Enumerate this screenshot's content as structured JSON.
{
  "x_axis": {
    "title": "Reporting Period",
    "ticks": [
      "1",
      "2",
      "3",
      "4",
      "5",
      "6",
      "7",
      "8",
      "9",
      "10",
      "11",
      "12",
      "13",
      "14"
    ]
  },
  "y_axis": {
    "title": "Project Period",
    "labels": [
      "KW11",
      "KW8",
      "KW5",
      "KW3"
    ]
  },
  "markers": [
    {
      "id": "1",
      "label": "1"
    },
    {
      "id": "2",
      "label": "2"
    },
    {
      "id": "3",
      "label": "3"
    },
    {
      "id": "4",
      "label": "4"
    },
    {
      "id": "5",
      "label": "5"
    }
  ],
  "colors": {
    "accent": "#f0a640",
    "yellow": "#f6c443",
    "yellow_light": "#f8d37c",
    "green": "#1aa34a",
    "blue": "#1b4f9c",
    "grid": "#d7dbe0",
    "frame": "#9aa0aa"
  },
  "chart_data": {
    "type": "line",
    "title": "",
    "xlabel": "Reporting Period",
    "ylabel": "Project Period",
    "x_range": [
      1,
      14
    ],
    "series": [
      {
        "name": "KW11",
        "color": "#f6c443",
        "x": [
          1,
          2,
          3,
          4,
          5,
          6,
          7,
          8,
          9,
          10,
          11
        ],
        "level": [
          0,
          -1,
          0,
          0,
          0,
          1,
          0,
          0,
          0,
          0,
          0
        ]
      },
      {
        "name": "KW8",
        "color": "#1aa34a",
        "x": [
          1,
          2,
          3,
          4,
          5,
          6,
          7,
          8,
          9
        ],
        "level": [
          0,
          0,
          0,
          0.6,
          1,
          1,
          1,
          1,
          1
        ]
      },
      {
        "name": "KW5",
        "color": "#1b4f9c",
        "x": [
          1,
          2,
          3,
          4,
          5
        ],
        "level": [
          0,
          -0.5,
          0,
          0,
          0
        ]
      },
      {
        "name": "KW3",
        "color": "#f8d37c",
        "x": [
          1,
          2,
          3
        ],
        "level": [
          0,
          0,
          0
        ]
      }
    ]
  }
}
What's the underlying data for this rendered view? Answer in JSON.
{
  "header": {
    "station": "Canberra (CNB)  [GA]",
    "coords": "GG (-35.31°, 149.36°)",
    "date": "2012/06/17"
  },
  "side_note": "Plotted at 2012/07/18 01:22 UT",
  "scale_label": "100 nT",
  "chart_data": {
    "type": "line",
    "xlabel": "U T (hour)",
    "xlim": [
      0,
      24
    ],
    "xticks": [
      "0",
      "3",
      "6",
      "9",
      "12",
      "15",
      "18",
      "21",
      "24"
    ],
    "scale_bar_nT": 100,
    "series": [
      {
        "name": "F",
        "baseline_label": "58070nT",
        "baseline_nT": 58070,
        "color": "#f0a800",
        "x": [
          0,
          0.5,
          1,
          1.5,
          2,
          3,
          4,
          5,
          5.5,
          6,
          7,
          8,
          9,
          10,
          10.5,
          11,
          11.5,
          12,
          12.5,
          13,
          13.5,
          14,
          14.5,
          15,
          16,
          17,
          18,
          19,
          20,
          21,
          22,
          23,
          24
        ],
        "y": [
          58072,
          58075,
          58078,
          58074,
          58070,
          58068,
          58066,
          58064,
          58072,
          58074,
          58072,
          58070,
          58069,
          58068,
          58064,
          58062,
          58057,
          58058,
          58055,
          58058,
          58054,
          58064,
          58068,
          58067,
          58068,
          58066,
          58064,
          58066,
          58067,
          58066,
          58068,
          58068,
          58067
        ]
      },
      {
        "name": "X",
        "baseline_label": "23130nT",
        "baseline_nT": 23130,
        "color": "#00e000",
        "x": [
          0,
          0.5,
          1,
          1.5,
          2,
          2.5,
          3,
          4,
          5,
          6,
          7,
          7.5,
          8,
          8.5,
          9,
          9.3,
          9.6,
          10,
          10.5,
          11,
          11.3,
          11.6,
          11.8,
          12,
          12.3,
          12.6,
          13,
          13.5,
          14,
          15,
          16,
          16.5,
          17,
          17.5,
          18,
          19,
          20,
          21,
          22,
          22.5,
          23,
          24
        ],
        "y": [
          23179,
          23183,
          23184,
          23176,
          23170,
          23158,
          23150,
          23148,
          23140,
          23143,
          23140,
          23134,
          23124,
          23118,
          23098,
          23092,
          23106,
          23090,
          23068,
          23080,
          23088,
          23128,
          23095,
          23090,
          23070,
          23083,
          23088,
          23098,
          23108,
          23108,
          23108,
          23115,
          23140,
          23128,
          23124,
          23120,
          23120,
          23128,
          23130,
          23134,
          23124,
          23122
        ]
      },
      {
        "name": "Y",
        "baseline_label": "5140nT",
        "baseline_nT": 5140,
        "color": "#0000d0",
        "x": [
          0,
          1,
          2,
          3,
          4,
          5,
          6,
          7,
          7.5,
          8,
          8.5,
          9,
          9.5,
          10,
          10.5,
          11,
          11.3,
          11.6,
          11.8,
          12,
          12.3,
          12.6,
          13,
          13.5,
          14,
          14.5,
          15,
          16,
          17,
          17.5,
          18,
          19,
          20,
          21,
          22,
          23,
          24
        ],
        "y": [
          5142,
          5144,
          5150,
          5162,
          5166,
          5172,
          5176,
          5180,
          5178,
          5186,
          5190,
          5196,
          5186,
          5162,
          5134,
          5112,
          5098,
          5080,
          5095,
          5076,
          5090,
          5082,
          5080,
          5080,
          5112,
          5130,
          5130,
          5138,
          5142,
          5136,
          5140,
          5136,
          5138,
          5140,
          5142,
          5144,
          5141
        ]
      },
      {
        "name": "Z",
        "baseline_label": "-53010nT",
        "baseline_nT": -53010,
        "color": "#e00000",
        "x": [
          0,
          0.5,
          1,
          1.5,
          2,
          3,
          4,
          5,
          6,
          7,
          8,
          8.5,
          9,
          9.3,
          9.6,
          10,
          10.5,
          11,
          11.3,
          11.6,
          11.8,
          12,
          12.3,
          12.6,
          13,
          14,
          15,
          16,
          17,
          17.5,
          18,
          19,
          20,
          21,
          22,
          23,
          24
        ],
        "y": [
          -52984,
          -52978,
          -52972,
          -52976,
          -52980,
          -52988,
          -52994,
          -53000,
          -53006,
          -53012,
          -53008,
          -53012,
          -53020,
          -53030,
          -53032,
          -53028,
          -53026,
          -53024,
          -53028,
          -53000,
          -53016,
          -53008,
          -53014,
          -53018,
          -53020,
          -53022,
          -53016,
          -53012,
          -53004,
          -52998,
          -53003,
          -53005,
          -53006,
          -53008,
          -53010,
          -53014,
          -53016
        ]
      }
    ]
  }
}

--*--

- _EXERCISE DESCRIPTION_:
From the listing, copy each line containing the word "xlabel".

- _ANSWER TO THE PROBLEM_:
    "xlabel": "Reporting Period",
    "xlabel": "U T (hour)",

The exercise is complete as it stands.